Print out every record exactly as it appears.

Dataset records
···

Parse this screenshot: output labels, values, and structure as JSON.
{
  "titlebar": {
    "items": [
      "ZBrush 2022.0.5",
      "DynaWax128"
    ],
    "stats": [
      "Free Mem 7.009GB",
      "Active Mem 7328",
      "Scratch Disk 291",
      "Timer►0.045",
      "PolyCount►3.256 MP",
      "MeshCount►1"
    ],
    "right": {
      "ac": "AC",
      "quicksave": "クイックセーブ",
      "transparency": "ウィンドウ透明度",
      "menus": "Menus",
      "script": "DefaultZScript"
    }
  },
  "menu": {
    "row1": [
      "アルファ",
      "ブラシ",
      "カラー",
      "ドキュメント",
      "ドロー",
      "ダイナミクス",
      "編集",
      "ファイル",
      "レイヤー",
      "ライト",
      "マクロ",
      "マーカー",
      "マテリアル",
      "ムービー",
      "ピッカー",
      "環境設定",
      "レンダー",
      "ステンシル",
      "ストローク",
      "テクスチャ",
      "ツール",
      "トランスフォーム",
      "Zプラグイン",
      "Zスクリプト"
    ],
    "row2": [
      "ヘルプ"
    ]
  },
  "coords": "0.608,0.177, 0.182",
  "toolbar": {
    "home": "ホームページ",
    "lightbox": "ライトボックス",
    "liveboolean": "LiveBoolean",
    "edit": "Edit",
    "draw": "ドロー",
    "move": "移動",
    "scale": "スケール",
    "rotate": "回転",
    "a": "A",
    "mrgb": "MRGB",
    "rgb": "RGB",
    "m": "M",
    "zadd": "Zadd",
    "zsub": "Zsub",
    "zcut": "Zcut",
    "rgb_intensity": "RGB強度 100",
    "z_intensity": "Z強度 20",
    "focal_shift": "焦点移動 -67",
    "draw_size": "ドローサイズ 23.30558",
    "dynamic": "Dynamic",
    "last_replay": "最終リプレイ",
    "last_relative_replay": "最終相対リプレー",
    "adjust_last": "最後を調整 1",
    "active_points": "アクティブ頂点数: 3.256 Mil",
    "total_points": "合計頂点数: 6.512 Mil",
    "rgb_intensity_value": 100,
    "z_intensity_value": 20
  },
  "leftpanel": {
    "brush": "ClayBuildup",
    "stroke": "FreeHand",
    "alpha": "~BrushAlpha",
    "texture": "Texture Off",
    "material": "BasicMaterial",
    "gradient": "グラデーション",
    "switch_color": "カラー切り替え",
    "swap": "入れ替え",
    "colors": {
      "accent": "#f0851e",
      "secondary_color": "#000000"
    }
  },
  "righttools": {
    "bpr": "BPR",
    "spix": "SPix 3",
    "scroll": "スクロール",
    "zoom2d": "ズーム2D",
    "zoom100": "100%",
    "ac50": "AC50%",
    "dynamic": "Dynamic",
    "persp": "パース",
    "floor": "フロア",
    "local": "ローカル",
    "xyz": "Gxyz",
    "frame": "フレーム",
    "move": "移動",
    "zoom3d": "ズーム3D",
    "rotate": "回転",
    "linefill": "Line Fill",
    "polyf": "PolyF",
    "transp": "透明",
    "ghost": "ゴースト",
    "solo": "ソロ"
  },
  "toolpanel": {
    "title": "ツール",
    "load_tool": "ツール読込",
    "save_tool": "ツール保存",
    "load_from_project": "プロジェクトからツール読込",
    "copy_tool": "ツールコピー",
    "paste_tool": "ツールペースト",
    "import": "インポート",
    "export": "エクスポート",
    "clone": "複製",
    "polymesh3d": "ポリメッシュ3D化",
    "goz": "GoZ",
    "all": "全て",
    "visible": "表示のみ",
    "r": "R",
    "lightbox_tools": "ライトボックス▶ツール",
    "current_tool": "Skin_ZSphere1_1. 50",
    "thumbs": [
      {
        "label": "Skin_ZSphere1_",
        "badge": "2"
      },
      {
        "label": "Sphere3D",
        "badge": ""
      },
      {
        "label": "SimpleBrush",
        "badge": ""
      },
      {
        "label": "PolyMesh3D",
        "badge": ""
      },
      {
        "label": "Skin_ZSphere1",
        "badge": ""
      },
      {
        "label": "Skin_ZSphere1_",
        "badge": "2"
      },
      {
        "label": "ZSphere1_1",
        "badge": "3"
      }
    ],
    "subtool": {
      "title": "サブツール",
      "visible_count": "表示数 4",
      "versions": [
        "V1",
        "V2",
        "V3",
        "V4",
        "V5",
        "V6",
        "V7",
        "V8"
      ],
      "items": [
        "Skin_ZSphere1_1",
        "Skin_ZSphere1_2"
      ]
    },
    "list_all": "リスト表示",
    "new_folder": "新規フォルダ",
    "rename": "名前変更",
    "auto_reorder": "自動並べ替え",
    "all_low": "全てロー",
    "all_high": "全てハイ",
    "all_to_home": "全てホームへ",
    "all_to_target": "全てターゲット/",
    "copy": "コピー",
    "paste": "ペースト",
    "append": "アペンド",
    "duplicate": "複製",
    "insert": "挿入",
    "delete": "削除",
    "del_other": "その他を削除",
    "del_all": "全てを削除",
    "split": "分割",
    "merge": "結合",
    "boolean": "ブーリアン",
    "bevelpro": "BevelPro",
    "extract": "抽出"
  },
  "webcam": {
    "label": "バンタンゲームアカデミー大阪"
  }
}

···

■ Written solution
Parse this screenshot: output labels, values, and structure as JSON.
{
  "titlebar": {
    "items": [
      "ZBrush 2022.0.5",
      "DynaWax128"
    ],
    "stats": [
      "Free Mem 7.009GB",
      "Active Mem 7328",
      "Scratch Disk 291",
      "Timer►0.045",
      "PolyCount►3.256 MP",
      "MeshCount►1"
    ],
    "right": {
      "ac": "AC",
      "quicksave": "クイックセーブ",
      "transparency": "ウィンドウ透明度",
      "menus": "Menus",
      "script": "DefaultZScript"
    }
  },
  "menu": {
    "row1": [
      "アルファ",
      "ブラシ",
      "カラー",
      "ドキュメント",
      "ドロー",
      "ダイナミクス",
      "編集",
      "ファイル",
      "レイヤー",
      "ライト",
      "マクロ",
      "マーカー",
      "マテリアル",
      "ムービー",
      "ピッカー",
      "環境設定",
      "レンダー",
      "ステンシル",
      "ストローク",
      "テクスチャ",
      "ツール",
      "トランスフォーム",
      "Zプラグイン",
      "Zスクリプト"
    ],
    "row2": [
      "ヘルプ"
    ]
  },
  "coords": "0.608,0.177, 0.182",
  "toolbar": {
    "home": "ホームページ",
    "lightbox": "ライトボックス",
    "liveboolean": "LiveBoolean",
    "edit": "Edit",
    "draw": "ドロー",
    "move": "移動",
    "scale": "スケール",
    "rotate": "回転",
    "a": "A",
    "mrgb": "MRGB",
    "rgb": "RGB",
    "m": "M",
    "zadd": "Zadd",
    "zsub": "Zsub",
    "zcut": "Zcut",
    "rgb_intensity": "RGB強度 100",
    "z_intensity": "Z強度 20",
    "focal_shift": "焦点移動 -67",
    "draw_size": "ドローサイズ 23.30558",
    "dynamic": "Dynamic",
    "last_replay": "最終リプレイ",
    "last_relative_replay": "最終相対リプレー",
    "adjust_last": "最後を調整 1",
    "active_points": "アクティブ頂点数: 3.256 Mil",
    "total_points": "合計頂点数: 6.512 Mil",
    "rgb_intensity_value": 100,
    "z_intensity_value": 20
  },
  "leftpanel": {
    "brush": "ClayBuildup",
    "stroke": "FreeHand",
    "alpha": "~BrushAlpha",
    "texture": "Texture Off",
    "material": "BasicMaterial",
    "gradient": "グラデーション",
    "switch_color": "カラー切り替え",
    "swap": "入れ替え",
    "colors": {
      "accent": "#f0851e",
      "secondary_color": "#000000"
    }
  },
  "righttools": {
    "bpr": "BPR",
    "spix": "SPix 3",
    "scroll": "スクロール",
    "zoom2d": "ズーム2D",
    "zoom100": "100%",
    "ac50": "AC50%",
    "dynamic": "Dynamic",
    "persp": "パース",
    "floor": "フロア",
    "local": "ローカル",
    "xyz": "Gxyz",
    "frame": "フレーム",
    "move": "移動",
    "zoom3d": "ズーム3D",
    "rotate": "回転",
    "linefill": "Line Fill",
    "polyf": "PolyF",
    "transp": "透明",
    "ghost": "ゴースト",
    "solo": "ソロ"
  },
  "toolpanel": {
    "title": "ツール",
    "load_tool": "ツール読込",
    "save_tool": "ツール保存",
    "load_from_project": "プロジェクトからツール読込",
    "copy_tool": "ツールコピー",
    "paste_tool": "ツールペースト",
    "import": "インポート",
    "export": "エクスポート",
    "clone": "複製",
    "polymesh3d": "ポリメッシュ3D化",
    "goz": "GoZ",
    "all": "全て",
    "visible": "表示のみ",
    "r": "R",
    "lightbox_tools": "ライトボックス▶ツール",
    "current_tool": "Skin_ZSphere1_1. 50",
    "thumbs": [
      {
        "label": "Skin_ZSphere1_",
        "badge": "2"
      },
      {
        "label": "Sphere3D",
        "badge": ""
      },
      {
        "label": "SimpleBrush",
        "badge": ""
      },
      {
        "label": "PolyMesh3D",
        "badge": ""
      },
      {
        "label": "Skin_ZSphere1",
        "badge": ""
      },
      {
        "label": "Skin_ZSphere1_",
        "badge": "2"
      },
      {
        "label": "ZSphere1_1",
        "badge": "3"
      }
    ],
    "subtool": {
      "title": "サブツール",
      "visible_count": "表示数 4",
      "versions": [
        "V1",
        "V2",
        "V3",
        "V4",
        "V5",
        "V6",
        "V7",
        "V8"
      ],
      "items": [
        "Skin_ZSphere1_1",
        "Skin_ZSphere1_2"
      ]
    },
    "list_all": "リスト表示",
    "new_folder": "新規フォルダ",
    "rename": "名前変更",
    "auto_reorder": "自動並べ替え",
    "all_low": "全てロー",
    "all_high": "全てハイ",
    "all_to_home": "全てホームへ",
    "all_to_target": "全てターゲット/",
    "copy": "コピー",
    "paste": "ペースト",
    "append": "アペンド",
    "duplicate": "複製",
    "insert": "挿入",
    "delete": "削除",
    "del_other": "その他を削除",
    "del_all": "全てを削除",
    "split": "分割",
    "merge": "結合",
    "boolean": "ブーリアン",
    "bevelpro": "BevelPro",
    "extract": "抽出"
  },
  "webcam": {
    "label": "バンタンゲームアカデミー大阪"
  }
}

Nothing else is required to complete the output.